**TASK DATA**.
============
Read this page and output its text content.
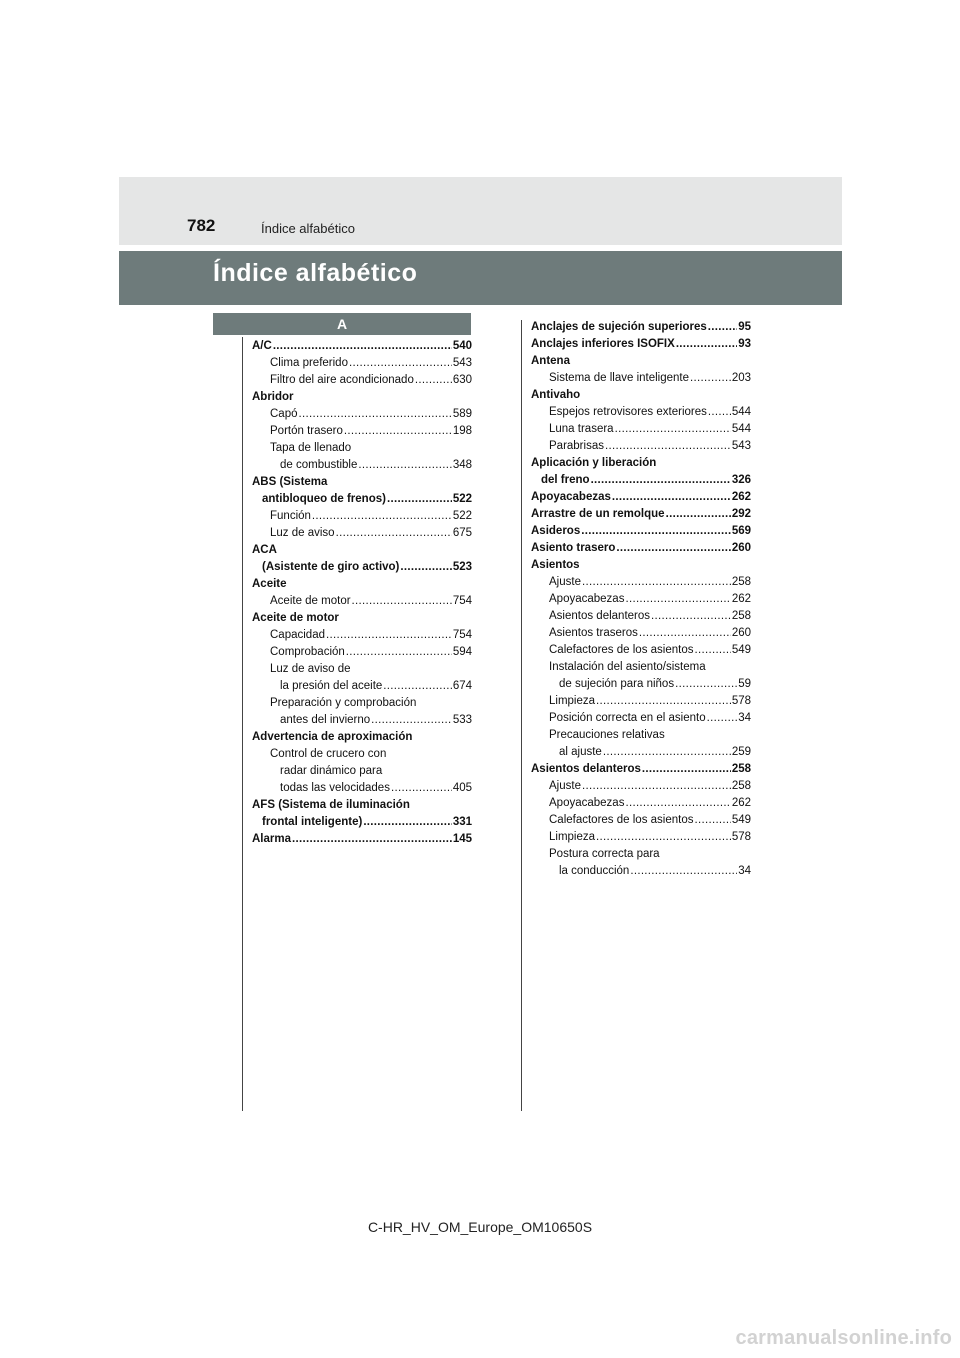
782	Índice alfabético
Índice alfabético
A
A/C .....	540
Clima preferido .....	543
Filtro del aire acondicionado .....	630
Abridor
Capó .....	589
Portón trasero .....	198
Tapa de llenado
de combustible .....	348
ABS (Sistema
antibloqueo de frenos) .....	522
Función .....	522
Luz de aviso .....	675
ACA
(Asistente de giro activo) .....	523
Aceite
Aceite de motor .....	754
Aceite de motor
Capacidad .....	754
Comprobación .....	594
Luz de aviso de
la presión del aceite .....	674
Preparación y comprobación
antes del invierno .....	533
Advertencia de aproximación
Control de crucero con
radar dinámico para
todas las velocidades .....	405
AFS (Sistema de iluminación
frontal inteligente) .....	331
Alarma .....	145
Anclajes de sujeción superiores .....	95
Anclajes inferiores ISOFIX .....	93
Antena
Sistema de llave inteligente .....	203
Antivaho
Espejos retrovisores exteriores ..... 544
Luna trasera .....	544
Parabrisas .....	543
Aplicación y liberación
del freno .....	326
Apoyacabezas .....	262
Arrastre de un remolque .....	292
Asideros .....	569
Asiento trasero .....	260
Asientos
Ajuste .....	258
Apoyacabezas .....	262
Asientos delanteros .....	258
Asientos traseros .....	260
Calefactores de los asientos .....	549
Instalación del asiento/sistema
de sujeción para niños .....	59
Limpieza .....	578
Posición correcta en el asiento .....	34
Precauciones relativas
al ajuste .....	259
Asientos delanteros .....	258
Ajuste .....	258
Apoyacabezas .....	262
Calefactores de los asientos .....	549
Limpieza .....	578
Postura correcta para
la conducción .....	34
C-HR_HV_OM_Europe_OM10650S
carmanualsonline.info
============
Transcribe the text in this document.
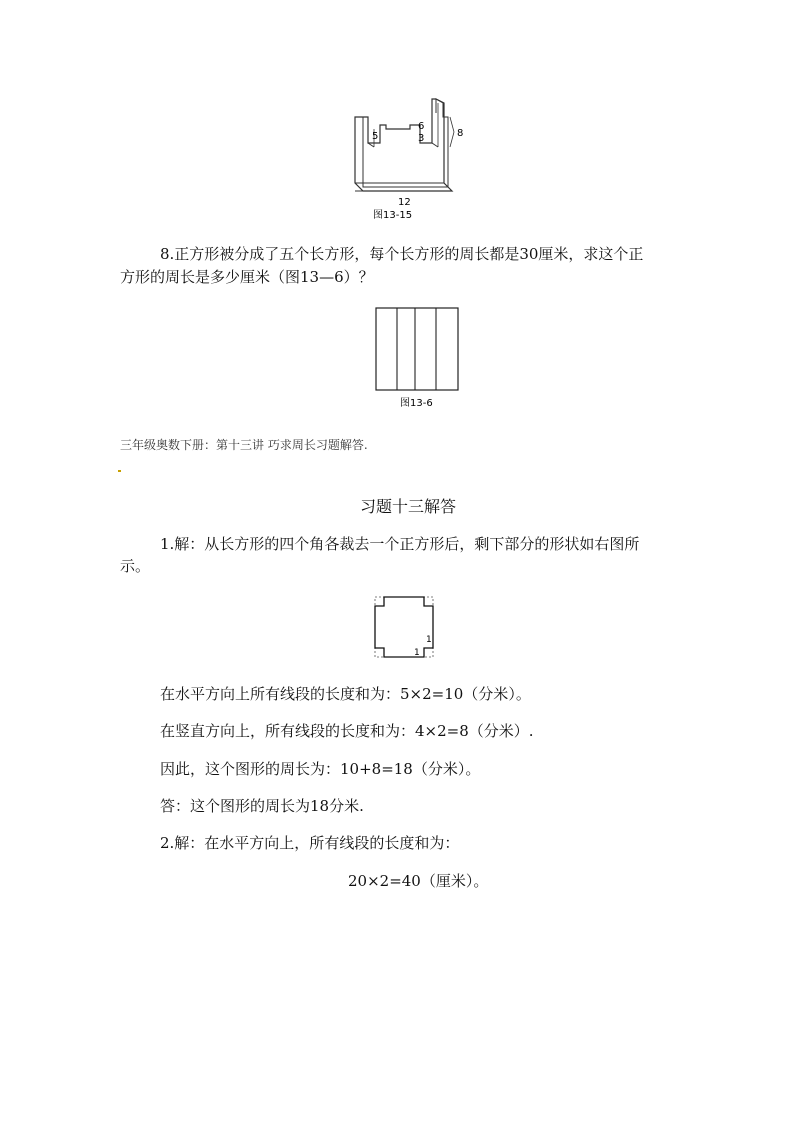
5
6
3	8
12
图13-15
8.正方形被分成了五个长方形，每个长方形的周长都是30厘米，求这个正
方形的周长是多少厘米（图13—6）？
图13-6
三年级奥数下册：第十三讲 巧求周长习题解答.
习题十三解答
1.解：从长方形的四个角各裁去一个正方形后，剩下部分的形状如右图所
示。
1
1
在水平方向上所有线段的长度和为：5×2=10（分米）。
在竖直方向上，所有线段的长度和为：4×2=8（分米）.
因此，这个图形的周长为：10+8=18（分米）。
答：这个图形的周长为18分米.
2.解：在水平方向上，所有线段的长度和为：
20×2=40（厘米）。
============
**INSTRUCTION**. Report every line containing the word "Índice" from the listing above.

**TASK RESPONSE**.
782	Índice alfabético
Índice alfabético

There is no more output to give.